▶ [Description of the task] Repeat every line below exactly, word for word.

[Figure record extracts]
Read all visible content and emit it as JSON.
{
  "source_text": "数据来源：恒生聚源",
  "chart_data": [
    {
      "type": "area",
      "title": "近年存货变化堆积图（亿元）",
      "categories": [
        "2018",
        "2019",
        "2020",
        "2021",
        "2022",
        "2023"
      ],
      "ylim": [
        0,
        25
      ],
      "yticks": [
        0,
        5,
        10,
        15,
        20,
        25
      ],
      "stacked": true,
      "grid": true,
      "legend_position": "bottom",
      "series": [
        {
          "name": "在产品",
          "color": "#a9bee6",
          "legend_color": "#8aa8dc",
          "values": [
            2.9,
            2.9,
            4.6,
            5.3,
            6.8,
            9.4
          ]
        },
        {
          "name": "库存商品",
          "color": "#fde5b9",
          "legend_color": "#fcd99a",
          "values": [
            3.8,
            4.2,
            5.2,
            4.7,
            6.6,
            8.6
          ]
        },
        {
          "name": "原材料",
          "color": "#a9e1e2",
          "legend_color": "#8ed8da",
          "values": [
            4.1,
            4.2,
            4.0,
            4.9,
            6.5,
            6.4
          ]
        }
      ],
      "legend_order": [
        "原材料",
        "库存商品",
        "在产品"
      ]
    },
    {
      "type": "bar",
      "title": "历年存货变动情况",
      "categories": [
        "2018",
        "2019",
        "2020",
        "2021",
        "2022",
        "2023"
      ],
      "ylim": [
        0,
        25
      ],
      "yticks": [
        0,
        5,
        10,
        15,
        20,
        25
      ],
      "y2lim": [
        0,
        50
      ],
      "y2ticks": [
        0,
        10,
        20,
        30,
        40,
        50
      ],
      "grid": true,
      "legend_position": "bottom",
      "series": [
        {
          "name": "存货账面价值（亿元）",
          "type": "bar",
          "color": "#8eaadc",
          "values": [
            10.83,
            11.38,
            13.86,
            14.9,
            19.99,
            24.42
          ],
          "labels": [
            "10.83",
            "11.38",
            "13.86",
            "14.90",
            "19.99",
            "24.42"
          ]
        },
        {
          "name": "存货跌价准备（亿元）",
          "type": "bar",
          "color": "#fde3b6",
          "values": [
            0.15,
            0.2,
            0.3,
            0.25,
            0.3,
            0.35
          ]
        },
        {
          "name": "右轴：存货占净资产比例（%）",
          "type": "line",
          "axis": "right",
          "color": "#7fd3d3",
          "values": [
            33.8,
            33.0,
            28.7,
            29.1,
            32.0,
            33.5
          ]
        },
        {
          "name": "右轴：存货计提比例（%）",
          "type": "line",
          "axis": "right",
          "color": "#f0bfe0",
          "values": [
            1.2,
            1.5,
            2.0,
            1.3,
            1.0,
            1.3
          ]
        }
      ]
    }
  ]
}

▶ [Solution]
Read all visible content and emit it as JSON.
{
  "source_text": "数据来源：恒生聚源",
  "chart_data": [
    {
      "type": "area",
      "title": "近年存货变化堆积图（亿元）",
      "categories": [
        "2018",
        "2019",
        "2020",
        "2021",
        "2022",
        "2023"
      ],
      "ylim": [
        0,
        25
      ],
      "yticks": [
        0,
        5,
        10,
        15,
        20,
        25
      ],
      "stacked": true,
      "grid": true,
      "legend_position": "bottom",
      "series": [
        {
          "name": "在产品",
          "color": "#a9bee6",
          "legend_color": "#8aa8dc",
          "values": [
            2.9,
            2.9,
            4.6,
            5.3,
            6.8,
            9.4
          ]
        },
        {
          "name": "库存商品",
          "color": "#fde5b9",
          "legend_color": "#fcd99a",
          "values": [
            3.8,
            4.2,
            5.2,
            4.7,
            6.6,
            8.6
          ]
        },
        {
          "name": "原材料",
          "color": "#a9e1e2",
          "legend_color": "#8ed8da",
          "values": [
            4.1,
            4.2,
            4.0,
            4.9,
            6.5,
            6.4
          ]
        }
      ],
      "legend_order": [
        "原材料",
        "库存商品",
        "在产品"
      ]
    },
    {
      "type": "bar",
      "title": "历年存货变动情况",
      "categories": [
        "2018",
        "2019",
        "2020",
        "2021",
        "2022",
        "2023"
      ],
      "ylim": [
        0,
        25
      ],
      "yticks": [
        0,
        5,
        10,
        15,
        20,
        25
      ],
      "y2lim": [
        0,
        50
      ],
      "y2ticks": [
        0,
        10,
        20,
        30,
        40,
        50
      ],
      "grid": true,
      "legend_position": "bottom",
      "series": [
        {
          "name": "存货账面价值（亿元）",
          "type": "bar",
          "color": "#8eaadc",
          "values": [
            10.83,
            11.38,
            13.86,
            14.9,
            19.99,
            24.42
          ],
          "labels": [
            "10.83",
            "11.38",
            "13.86",
            "14.90",
            "19.99",
            "24.42"
          ]
        },
        {
          "name": "存货跌价准备（亿元）",
          "type": "bar",
          "color": "#fde3b6",
          "values": [
            0.15,
            0.2,
            0.3,
            0.25,
            0.3,
            0.35
          ]
        },
        {
          "name": "右轴：存货占净资产比例（%）",
          "type": "line",
          "axis": "right",
          "color": "#7fd3d3",
          "values": [
            33.8,
            33.0,
            28.7,
            29.1,
            32.0,
            33.5
          ]
        },
        {
          "name": "右轴：存货计提比例（%）",
          "type": "line",
          "axis": "right",
          "color": "#f0bfe0",
          "values": [
            1.2,
            1.5,
            2.0,
            1.3,
            1.0,
            1.3
          ]
        }
      ]
    }
  ]
}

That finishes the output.